╭─ Information shown

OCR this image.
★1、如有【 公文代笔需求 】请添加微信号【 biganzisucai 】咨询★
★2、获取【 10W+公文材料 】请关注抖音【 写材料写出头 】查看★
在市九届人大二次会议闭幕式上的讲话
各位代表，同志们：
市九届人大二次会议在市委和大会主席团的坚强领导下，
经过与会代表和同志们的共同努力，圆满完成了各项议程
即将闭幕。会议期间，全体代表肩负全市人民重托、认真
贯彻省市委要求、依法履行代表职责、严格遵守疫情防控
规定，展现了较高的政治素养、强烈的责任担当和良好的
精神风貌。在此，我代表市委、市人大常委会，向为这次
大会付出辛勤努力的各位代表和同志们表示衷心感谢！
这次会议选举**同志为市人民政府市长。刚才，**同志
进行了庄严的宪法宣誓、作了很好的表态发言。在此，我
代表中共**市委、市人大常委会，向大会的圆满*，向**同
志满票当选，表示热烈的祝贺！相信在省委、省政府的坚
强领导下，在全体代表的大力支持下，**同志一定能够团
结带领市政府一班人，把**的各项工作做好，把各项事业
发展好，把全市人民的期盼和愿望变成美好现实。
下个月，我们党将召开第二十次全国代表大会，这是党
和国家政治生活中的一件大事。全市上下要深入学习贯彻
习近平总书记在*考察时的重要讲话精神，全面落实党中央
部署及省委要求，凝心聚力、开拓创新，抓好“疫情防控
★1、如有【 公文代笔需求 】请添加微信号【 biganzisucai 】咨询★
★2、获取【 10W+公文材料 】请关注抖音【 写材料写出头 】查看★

╰─

* _Exercise brief_: Write out the whole listing exactly.

* _Task answer_:
OCR this image.
★1、如有【 公文代笔需求 】请添加微信号【 biganzisucai 】咨询★
★2、获取【 10W+公文材料 】请关注抖音【 写材料写出头 】查看★
在市九届人大二次会议闭幕式上的讲话
各位代表，同志们：
市九届人大二次会议在市委和大会主席团的坚强领导下，
经过与会代表和同志们的共同努力，圆满完成了各项议程
即将闭幕。会议期间，全体代表肩负全市人民重托、认真
贯彻省市委要求、依法履行代表职责、严格遵守疫情防控
规定，展现了较高的政治素养、强烈的责任担当和良好的
精神风貌。在此，我代表市委、市人大常委会，向为这次
大会付出辛勤努力的各位代表和同志们表示衷心感谢！
这次会议选举**同志为市人民政府市长。刚才，**同志
进行了庄严的宪法宣誓、作了很好的表态发言。在此，我
代表中共**市委、市人大常委会，向大会的圆满*，向**同
志满票当选，表示热烈的祝贺！相信在省委、省政府的坚
强领导下，在全体代表的大力支持下，**同志一定能够团
结带领市政府一班人，把**的各项工作做好，把各项事业
发展好，把全市人民的期盼和愿望变成美好现实。
下个月，我们党将召开第二十次全国代表大会，这是党
和国家政治生活中的一件大事。全市上下要深入学习贯彻
习近平总书记在*考察时的重要讲话精神，全面落实党中央
部署及省委要求，凝心聚力、开拓创新，抓好“疫情防控
★1、如有【 公文代笔需求 】请添加微信号【 biganzisucai 】咨询★
★2、获取【 10W+公文材料 】请关注抖音【 写材料写出头 】查看★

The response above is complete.